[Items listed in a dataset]
****
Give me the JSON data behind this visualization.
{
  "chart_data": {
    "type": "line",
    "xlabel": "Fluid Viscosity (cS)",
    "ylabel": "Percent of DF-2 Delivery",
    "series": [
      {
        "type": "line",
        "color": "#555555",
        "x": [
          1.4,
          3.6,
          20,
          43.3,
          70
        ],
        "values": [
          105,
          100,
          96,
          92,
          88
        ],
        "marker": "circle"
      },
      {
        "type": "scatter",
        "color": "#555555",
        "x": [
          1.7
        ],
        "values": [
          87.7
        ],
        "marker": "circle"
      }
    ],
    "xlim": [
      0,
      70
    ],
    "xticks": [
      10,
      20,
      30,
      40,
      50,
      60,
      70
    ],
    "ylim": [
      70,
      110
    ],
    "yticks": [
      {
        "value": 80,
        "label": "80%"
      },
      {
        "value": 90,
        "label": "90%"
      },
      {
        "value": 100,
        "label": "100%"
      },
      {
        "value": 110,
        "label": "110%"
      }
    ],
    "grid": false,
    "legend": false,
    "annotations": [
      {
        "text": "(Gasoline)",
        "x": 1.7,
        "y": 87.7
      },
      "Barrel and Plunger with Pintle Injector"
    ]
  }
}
****
Take the entries above and copy them out exactly.

### THE REPLY
Give me the JSON data behind this visualization.
{
  "chart_data": {
    "type": "line",
    "xlabel": "Fluid Viscosity (cS)",
    "ylabel": "Percent of DF-2 Delivery",
    "series": [
      {
        "type": "line",
        "color": "#555555",
        "x": [
          1.4,
          3.6,
          20,
          43.3,
          70
        ],
        "values": [
          105,
          100,
          96,
          92,
          88
        ],
        "marker": "circle"
      },
      {
        "type": "scatter",
        "color": "#555555",
        "x": [
          1.7
        ],
        "values": [
          87.7
        ],
        "marker": "circle"
      }
    ],
    "xlim": [
      0,
      70
    ],
    "xticks": [
      10,
      20,
      30,
      40,
      50,
      60,
      70
    ],
    "ylim": [
      70,
      110
    ],
    "yticks": [
      {
        "value": 80,
        "label": "80%"
      },
      {
        "value": 90,
        "label": "90%"
      },
      {
        "value": 100,
        "label": "100%"
      },
      {
        "value": 110,
        "label": "110%"
      }
    ],
    "grid": false,
    "legend": false,
    "annotations": [
      {
        "text": "(Gasoline)",
        "x": 1.7,
        "y": 87.7
      },
      "Barrel and Plunger with Pintle Injector"
    ]
  }
}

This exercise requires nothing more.